Wherever the string "color" occurs in a line of these records, report that line.

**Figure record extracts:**
#####

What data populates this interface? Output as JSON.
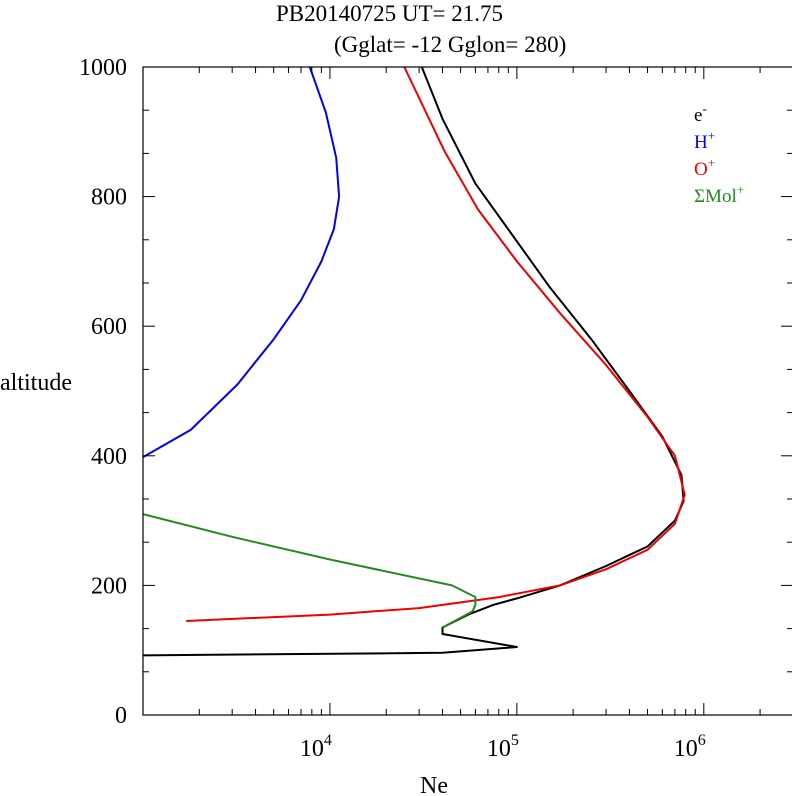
{
  "chart_data": {
    "type": "line",
    "title": "PB20140725   UT=  21.75",
    "subtitle": "(Gglat= -12   Gglon=  280)",
    "xlabel": "Ne",
    "ylabel": "altitude",
    "xscale": "log",
    "xlim": [
      1000,
      3000000
    ],
    "ylim": [
      0,
      1000
    ],
    "xticks": [
      {
        "value": 10000,
        "base": "10",
        "exp": "4"
      },
      {
        "value": 100000,
        "base": "10",
        "exp": "5"
      },
      {
        "value": 1000000,
        "base": "10",
        "exp": "6"
      }
    ],
    "yticks": [
      "0",
      "200",
      "400",
      "600",
      "800",
      "1000"
    ],
    "grid": false,
    "legend_position": "top-right",
    "series": [
      {
        "name": "e",
        "sup": "-",
        "color": "#000000",
        "points": [
          [
            1000,
            92
          ],
          [
            40000,
            96
          ],
          [
            100000,
            105
          ],
          [
            40000,
            125
          ],
          [
            40000,
            135
          ],
          [
            55000,
            155
          ],
          [
            75000,
            170
          ],
          [
            100000,
            180
          ],
          [
            170000,
            200
          ],
          [
            300000,
            230
          ],
          [
            500000,
            260
          ],
          [
            700000,
            300
          ],
          [
            780000,
            330
          ],
          [
            760000,
            370
          ],
          [
            600000,
            430
          ],
          [
            400000,
            500
          ],
          [
            250000,
            580
          ],
          [
            150000,
            660
          ],
          [
            95000,
            740
          ],
          [
            60000,
            820
          ],
          [
            40000,
            920
          ],
          [
            31000,
            1000
          ]
        ]
      },
      {
        "name": "H",
        "sup": "+",
        "color": "#0000ee",
        "points": [
          [
            1000,
            398
          ],
          [
            1800,
            440
          ],
          [
            3200,
            510
          ],
          [
            5000,
            580
          ],
          [
            7000,
            640
          ],
          [
            9000,
            700
          ],
          [
            10500,
            750
          ],
          [
            11200,
            800
          ],
          [
            10800,
            860
          ],
          [
            9500,
            930
          ],
          [
            7800,
            1000
          ]
        ]
      },
      {
        "name": "O",
        "sup": "+",
        "color": "#ee0000",
        "points": [
          [
            1700,
            145
          ],
          [
            10000,
            155
          ],
          [
            30000,
            165
          ],
          [
            80000,
            182
          ],
          [
            170000,
            200
          ],
          [
            300000,
            225
          ],
          [
            500000,
            255
          ],
          [
            700000,
            295
          ],
          [
            790000,
            340
          ],
          [
            700000,
            400
          ],
          [
            500000,
            460
          ],
          [
            300000,
            540
          ],
          [
            170000,
            620
          ],
          [
            100000,
            700
          ],
          [
            62000,
            780
          ],
          [
            41000,
            870
          ],
          [
            25000,
            1000
          ]
        ]
      },
      {
        "name": "ΣMol",
        "sup": "+",
        "color": "#228b22",
        "points": [
          [
            40000,
            135
          ],
          [
            50000,
            150
          ],
          [
            58000,
            160
          ],
          [
            60000,
            170
          ],
          [
            60000,
            182
          ],
          [
            45000,
            200
          ],
          [
            10000,
            240
          ],
          [
            3000,
            275
          ],
          [
            1000,
            310
          ]
        ]
      }
    ]
  }
}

#####

**Solution for this exercise:**
        "color": "#000000",
        "color": "#0000ee",
        "color": "#ee0000",
        "color": "#228b22",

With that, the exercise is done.